*EXERCISE AIM*:
Write out each entry, exactly the way it appears.
== SOURCE DATA
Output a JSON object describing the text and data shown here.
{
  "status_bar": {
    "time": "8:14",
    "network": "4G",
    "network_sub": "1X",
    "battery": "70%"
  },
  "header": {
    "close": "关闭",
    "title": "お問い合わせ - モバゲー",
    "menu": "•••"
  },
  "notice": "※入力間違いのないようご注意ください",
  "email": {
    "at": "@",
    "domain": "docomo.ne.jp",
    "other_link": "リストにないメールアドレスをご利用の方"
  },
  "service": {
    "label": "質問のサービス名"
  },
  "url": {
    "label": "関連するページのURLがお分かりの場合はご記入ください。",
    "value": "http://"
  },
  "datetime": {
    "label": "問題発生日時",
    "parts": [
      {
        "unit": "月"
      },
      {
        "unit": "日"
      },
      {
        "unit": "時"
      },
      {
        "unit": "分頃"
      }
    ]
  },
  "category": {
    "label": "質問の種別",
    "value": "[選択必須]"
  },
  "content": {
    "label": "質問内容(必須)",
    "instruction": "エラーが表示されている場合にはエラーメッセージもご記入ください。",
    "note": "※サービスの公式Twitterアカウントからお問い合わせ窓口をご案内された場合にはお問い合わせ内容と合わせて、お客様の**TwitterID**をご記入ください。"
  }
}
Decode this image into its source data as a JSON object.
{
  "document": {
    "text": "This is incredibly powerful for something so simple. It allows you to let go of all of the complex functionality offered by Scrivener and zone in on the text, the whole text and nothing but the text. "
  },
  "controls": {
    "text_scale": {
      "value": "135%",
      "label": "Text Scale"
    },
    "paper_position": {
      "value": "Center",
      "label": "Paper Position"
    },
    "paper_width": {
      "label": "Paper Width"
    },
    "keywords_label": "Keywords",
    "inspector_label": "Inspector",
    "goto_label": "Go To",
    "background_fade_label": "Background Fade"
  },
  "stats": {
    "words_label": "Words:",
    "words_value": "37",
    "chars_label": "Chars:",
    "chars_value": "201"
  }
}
====
*RESPONSE TO THIS TASK*:
Output a JSON object describing the text and data shown here.
{
  "status_bar": {
    "time": "8:14",
    "network": "4G",
    "network_sub": "1X",
    "battery": "70%"
  },
  "header": {
    "close": "关闭",
    "title": "お問い合わせ - モバゲー",
    "menu": "•••"
  },
  "notice": "※入力間違いのないようご注意ください",
  "email": {
    "at": "@",
    "domain": "docomo.ne.jp",
    "other_link": "リストにないメールアドレスをご利用の方"
  },
  "service": {
    "label": "質問のサービス名"
  },
  "url": {
    "label": "関連するページのURLがお分かりの場合はご記入ください。",
    "value": "http://"
  },
  "datetime": {
    "label": "問題発生日時",
    "parts": [
      {
        "unit": "月"
      },
      {
        "unit": "日"
      },
      {
        "unit": "時"
      },
      {
        "unit": "分頃"
      }
    ]
  },
  "category": {
    "label": "質問の種別",
    "value": "[選択必須]"
  },
  "content": {
    "label": "質問内容(必須)",
    "instruction": "エラーが表示されている場合にはエラーメッセージもご記入ください。",
    "note": "※サービスの公式Twitterアカウントからお問い合わせ窓口をご案内された場合にはお問い合わせ内容と合わせて、お客様の**TwitterID**をご記入ください。"
  }
}
Decode this image into its source data as a JSON object.
{
  "document": {
    "text": "This is incredibly powerful for something so simple. It allows you to let go of all of the complex functionality offered by Scrivener and zone in on the text, the whole text and nothing but the text. "
  },
  "controls": {
    "text_scale": {
      "value": "135%",
      "label": "Text Scale"
    },
    "paper_position": {
      "value": "Center",
      "label": "Paper Position"
    },
    "paper_width": {
      "label": "Paper Width"
    },
    "keywords_label": "Keywords",
    "inspector_label": "Inspector",
    "goto_label": "Go To",
    "background_fade_label": "Background Fade"
  },
  "stats": {
    "words_label": "Words:",
    "words_value": "37",
    "chars_label": "Chars:",
    "chars_value": "201"
  }
}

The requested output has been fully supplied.